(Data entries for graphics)
◆ ◆ ◆
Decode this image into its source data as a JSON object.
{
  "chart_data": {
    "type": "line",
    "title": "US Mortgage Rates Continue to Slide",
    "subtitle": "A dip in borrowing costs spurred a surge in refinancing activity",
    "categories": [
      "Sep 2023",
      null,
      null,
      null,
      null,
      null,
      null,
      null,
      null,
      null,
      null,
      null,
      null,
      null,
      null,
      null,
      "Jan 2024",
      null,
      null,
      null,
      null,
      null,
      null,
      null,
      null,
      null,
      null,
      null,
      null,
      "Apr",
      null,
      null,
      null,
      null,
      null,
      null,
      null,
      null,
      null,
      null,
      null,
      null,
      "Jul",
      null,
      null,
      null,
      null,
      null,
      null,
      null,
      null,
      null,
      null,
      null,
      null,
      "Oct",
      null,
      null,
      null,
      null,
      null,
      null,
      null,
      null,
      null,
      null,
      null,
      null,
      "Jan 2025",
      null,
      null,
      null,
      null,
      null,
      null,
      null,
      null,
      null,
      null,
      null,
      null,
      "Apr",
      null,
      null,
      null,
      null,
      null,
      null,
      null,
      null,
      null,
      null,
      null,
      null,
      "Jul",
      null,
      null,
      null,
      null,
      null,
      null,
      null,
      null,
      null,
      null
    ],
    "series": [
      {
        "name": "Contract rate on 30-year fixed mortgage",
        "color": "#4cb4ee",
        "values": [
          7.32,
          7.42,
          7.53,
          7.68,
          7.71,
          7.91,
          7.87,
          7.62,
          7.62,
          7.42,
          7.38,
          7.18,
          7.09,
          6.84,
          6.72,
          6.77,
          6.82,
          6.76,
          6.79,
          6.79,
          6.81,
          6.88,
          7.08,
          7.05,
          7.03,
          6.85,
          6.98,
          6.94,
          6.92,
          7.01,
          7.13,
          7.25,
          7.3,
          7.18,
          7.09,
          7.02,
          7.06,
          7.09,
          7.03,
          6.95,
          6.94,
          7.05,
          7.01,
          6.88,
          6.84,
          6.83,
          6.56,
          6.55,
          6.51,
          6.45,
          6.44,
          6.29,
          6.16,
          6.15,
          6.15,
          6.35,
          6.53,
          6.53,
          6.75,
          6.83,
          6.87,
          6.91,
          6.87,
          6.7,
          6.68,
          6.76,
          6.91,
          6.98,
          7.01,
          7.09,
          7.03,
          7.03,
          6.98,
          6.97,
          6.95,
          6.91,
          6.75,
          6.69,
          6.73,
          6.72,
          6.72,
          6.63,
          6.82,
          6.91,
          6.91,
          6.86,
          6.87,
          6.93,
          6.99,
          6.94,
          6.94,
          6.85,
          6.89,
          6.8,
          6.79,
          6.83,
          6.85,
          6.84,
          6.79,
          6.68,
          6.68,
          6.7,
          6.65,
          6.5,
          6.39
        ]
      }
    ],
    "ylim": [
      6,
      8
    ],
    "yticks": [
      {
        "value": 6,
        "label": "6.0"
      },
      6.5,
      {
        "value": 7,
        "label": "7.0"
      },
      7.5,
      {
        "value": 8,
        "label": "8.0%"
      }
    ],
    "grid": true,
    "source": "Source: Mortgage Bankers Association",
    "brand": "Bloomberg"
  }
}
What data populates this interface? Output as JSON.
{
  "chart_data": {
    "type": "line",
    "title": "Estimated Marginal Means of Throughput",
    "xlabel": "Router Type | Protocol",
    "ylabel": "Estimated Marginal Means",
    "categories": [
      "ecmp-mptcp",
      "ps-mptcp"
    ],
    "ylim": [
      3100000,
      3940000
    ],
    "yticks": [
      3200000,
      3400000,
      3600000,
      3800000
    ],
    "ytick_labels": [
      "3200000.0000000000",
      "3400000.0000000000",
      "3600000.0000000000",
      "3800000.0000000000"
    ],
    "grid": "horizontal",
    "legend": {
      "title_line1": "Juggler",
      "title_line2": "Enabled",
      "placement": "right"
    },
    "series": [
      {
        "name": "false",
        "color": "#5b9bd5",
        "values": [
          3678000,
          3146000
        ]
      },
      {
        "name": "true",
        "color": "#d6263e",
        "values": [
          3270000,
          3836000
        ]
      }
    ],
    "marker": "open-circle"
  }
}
◆ ◆ ◆
**TASK INSTRUCTIONS**
Reproduce the listing in full. Keep it exactly as written.

**WORKED ANSWER**
Decode this image into its source data as a JSON object.
{
  "chart_data": {
    "type": "line",
    "title": "US Mortgage Rates Continue to Slide",
    "subtitle": "A dip in borrowing costs spurred a surge in refinancing activity",
    "categories": [
      "Sep 2023",
      null,
      null,
      null,
      null,
      null,
      null,
      null,
      null,
      null,
      null,
      null,
      null,
      null,
      null,
      null,
      "Jan 2024",
      null,
      null,
      null,
      null,
      null,
      null,
      null,
      null,
      null,
      null,
      null,
      null,
      "Apr",
      null,
      null,
      null,
      null,
      null,
      null,
      null,
      null,
      null,
      null,
      null,
      null,
      "Jul",
      null,
      null,
      null,
      null,
      null,
      null,
      null,
      null,
      null,
      null,
      null,
      null,
      "Oct",
      null,
      null,
      null,
      null,
      null,
      null,
      null,
      null,
      null,
      null,
      null,
      null,
      "Jan 2025",
      null,
      null,
      null,
      null,
      null,
      null,
      null,
      null,
      null,
      null,
      null,
      null,
      "Apr",
      null,
      null,
      null,
      null,
      null,
      null,
      null,
      null,
      null,
      null,
      null,
      null,
      "Jul",
      null,
      null,
      null,
      null,
      null,
      null,
      null,
      null,
      null,
      null
    ],
    "series": [
      {
        "name": "Contract rate on 30-year fixed mortgage",
        "color": "#4cb4ee",
        "values": [
          7.32,
          7.42,
          7.53,
          7.68,
          7.71,
          7.91,
          7.87,
          7.62,
          7.62,
          7.42,
          7.38,
          7.18,
          7.09,
          6.84,
          6.72,
          6.77,
          6.82,
          6.76,
          6.79,
          6.79,
          6.81,
          6.88,
          7.08,
          7.05,
          7.03,
          6.85,
          6.98,
          6.94,
          6.92,
          7.01,
          7.13,
          7.25,
          7.3,
          7.18,
          7.09,
          7.02,
          7.06,
          7.09,
          7.03,
          6.95,
          6.94,
          7.05,
          7.01,
          6.88,
          6.84,
          6.83,
          6.56,
          6.55,
          6.51,
          6.45,
          6.44,
          6.29,
          6.16,
          6.15,
          6.15,
          6.35,
          6.53,
          6.53,
          6.75,
          6.83,
          6.87,
          6.91,
          6.87,
          6.7,
          6.68,
          6.76,
          6.91,
          6.98,
          7.01,
          7.09,
          7.03,
          7.03,
          6.98,
          6.97,
          6.95,
          6.91,
          6.75,
          6.69,
          6.73,
          6.72,
          6.72,
          6.63,
          6.82,
          6.91,
          6.91,
          6.86,
          6.87,
          6.93,
          6.99,
          6.94,
          6.94,
          6.85,
          6.89,
          6.8,
          6.79,
          6.83,
          6.85,
          6.84,
          6.79,
          6.68,
          6.68,
          6.7,
          6.65,
          6.5,
          6.39
        ]
      }
    ],
    "ylim": [
      6,
      8
    ],
    "yticks": [
      {
        "value": 6,
        "label": "6.0"
      },
      6.5,
      {
        "value": 7,
        "label": "7.0"
      },
      7.5,
      {
        "value": 8,
        "label": "8.0%"
      }
    ],
    "grid": true,
    "source": "Source: Mortgage Bankers Association",
    "brand": "Bloomberg"
  }
}
What data populates this interface? Output as JSON.
{
  "chart_data": {
    "type": "line",
    "title": "Estimated Marginal Means of Throughput",
    "xlabel": "Router Type | Protocol",
    "ylabel": "Estimated Marginal Means",
    "categories": [
      "ecmp-mptcp",
      "ps-mptcp"
    ],
    "ylim": [
      3100000,
      3940000
    ],
    "yticks": [
      3200000,
      3400000,
      3600000,
      3800000
    ],
    "ytick_labels": [
      "3200000.0000000000",
      "3400000.0000000000",
      "3600000.0000000000",
      "3800000.0000000000"
    ],
    "grid": "horizontal",
    "legend": {
      "title_line1": "Juggler",
      "title_line2": "Enabled",
      "placement": "right"
    },
    "series": [
      {
        "name": "false",
        "color": "#5b9bd5",
        "values": [
          3678000,
          3146000
        ]
      },
      {
        "name": "true",
        "color": "#d6263e",
        "values": [
          3270000,
          3836000
        ]
      }
    ],
    "marker": "open-circle"
  }
}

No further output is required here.